§ Input:
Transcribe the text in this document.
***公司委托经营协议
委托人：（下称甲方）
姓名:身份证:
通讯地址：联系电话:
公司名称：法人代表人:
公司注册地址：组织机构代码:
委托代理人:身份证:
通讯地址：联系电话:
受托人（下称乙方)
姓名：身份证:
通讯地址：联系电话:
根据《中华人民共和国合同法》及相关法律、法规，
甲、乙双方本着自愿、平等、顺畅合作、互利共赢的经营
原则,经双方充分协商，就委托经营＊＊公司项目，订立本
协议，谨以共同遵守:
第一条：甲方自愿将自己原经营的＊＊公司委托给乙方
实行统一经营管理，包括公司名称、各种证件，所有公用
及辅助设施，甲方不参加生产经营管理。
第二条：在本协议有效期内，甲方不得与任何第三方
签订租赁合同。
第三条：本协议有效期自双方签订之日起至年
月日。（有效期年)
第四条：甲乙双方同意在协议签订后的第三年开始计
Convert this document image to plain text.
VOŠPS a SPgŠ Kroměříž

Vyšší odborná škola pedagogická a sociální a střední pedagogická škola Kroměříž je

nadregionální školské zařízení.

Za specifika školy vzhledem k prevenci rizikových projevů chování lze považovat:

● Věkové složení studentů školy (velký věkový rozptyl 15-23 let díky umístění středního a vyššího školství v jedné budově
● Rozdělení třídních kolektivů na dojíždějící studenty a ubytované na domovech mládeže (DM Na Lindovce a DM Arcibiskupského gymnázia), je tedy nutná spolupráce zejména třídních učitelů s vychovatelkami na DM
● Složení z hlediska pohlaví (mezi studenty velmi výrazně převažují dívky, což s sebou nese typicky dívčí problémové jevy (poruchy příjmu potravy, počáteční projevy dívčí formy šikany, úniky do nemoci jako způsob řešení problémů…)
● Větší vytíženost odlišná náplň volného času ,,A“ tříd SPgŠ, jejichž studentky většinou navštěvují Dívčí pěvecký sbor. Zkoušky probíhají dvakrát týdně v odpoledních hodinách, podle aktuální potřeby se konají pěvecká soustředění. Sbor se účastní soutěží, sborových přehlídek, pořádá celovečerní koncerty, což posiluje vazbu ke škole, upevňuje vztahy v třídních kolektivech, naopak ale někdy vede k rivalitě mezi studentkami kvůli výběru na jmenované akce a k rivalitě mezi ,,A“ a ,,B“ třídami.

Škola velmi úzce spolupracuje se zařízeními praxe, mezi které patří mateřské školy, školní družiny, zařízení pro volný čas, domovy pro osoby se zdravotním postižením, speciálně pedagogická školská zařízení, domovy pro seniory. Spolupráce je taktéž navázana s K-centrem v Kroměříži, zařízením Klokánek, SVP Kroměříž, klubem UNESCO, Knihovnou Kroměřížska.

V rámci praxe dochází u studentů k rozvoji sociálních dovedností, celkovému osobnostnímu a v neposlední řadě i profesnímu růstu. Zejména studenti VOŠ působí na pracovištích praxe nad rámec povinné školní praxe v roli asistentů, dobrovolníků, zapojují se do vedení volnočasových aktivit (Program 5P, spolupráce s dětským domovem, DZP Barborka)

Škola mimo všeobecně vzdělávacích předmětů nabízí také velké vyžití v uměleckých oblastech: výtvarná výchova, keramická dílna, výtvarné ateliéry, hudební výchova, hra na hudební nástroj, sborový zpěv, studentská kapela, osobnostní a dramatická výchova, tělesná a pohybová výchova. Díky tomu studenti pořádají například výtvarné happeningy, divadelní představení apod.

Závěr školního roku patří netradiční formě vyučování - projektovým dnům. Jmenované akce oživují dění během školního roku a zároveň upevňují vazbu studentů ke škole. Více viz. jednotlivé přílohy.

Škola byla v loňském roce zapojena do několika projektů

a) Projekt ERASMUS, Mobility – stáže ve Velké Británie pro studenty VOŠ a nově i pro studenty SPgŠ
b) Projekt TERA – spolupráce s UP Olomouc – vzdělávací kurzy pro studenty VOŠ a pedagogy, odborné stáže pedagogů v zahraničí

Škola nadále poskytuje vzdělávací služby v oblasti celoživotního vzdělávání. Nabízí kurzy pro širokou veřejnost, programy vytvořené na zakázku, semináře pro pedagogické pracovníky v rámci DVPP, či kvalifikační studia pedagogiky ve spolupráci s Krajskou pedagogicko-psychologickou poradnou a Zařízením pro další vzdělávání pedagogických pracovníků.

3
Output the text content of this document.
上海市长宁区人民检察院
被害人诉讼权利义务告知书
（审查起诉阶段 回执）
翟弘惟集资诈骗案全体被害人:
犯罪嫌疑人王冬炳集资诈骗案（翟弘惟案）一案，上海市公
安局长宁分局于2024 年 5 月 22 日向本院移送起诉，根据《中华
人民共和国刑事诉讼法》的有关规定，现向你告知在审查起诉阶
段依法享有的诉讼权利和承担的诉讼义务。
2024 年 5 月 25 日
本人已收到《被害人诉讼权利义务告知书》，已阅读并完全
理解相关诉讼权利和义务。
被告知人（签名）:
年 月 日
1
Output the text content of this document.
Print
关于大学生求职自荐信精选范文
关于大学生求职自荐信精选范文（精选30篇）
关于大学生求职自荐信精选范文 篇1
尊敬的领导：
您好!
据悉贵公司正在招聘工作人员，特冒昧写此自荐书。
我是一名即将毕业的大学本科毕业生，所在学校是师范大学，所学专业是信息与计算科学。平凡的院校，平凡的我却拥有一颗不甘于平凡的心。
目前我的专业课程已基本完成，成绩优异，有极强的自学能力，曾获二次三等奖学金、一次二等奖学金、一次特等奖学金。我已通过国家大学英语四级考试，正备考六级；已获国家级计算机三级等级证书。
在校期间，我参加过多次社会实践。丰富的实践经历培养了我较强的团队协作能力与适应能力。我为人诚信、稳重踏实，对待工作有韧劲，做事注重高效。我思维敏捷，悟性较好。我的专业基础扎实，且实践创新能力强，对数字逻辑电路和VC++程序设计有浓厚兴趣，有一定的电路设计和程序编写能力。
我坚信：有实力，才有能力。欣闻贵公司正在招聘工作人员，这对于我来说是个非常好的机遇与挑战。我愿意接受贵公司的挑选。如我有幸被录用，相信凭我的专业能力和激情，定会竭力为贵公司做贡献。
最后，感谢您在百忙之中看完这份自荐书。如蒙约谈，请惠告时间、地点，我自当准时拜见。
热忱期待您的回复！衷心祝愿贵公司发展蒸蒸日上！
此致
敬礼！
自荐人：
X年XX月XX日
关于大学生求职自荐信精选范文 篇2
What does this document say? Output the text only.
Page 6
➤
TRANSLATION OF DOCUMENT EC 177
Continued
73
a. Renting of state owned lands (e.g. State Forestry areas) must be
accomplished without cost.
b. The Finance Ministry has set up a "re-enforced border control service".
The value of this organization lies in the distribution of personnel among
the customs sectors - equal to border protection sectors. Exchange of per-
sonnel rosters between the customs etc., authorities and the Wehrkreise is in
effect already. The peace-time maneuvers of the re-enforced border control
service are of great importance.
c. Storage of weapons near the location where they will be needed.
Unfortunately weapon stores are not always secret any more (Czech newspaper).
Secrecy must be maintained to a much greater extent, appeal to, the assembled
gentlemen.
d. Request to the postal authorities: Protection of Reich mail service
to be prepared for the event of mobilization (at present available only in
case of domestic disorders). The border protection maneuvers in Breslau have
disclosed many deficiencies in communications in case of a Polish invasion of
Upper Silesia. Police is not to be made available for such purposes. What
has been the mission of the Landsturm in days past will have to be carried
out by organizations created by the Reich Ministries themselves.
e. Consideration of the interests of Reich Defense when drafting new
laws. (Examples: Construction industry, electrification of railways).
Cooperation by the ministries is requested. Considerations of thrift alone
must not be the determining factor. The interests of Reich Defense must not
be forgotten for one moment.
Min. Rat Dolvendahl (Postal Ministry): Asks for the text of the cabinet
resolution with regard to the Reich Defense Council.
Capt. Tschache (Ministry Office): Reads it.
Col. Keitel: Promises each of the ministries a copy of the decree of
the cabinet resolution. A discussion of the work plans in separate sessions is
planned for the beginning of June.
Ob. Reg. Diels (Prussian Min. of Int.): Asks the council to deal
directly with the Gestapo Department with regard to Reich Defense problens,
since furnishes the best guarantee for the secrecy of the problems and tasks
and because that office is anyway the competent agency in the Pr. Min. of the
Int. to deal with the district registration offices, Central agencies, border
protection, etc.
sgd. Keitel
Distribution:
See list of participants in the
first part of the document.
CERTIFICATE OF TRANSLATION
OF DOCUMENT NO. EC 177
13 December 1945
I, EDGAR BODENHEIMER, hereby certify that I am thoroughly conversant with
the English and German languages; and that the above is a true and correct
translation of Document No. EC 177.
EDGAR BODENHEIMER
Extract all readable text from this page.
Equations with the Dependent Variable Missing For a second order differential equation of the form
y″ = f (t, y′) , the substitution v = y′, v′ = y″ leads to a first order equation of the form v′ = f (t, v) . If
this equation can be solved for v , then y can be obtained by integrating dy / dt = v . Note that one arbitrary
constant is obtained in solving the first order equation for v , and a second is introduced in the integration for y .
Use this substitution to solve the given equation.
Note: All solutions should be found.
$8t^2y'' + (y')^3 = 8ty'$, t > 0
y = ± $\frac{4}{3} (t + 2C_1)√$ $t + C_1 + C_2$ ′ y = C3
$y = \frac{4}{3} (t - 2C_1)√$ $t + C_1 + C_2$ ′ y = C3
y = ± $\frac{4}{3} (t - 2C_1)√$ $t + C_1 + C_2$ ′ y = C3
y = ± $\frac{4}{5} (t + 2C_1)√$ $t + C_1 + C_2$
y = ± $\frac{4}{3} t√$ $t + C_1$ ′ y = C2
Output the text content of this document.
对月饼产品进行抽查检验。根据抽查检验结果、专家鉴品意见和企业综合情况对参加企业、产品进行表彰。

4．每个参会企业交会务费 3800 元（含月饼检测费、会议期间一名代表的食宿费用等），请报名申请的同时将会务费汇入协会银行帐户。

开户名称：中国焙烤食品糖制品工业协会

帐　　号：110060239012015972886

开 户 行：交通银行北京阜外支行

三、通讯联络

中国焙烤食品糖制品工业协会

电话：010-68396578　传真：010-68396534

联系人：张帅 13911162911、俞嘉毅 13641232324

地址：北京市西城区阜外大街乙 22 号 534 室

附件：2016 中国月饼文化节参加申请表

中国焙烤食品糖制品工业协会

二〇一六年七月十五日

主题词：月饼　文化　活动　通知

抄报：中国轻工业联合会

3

§ Task objective: Your task is to gather all lines from the entries above that hold the word "škole".

§ Solution below:
● Větší vytíženost odlišná náplň volného času ,,A“ tříd SPgŠ, jejichž studentky většinou navštěvují Dívčí pěvecký sbor. Zkoušky probíhají dvakrát týdně v odpoledních hodinách, podle aktuální potřeby se konají pěvecká soustředění. Sbor se účastní soutěží, sborových přehlídek, pořádá celovečerní koncerty, což posiluje vazbu ke škole, upevňuje vztahy v třídních kolektivech, naopak ale někdy vede k rivalitě mezi studentkami kvůli výběru na jmenované akce a k rivalitě mezi ,,A“ a ,,B“ třídami.
Závěr školního roku patří netradiční formě vyučování - projektovým dnům. Jmenované akce oživují dění během školního roku a zároveň upevňují vazbu studentů ke škole. Více viz. jednotlivé přílohy.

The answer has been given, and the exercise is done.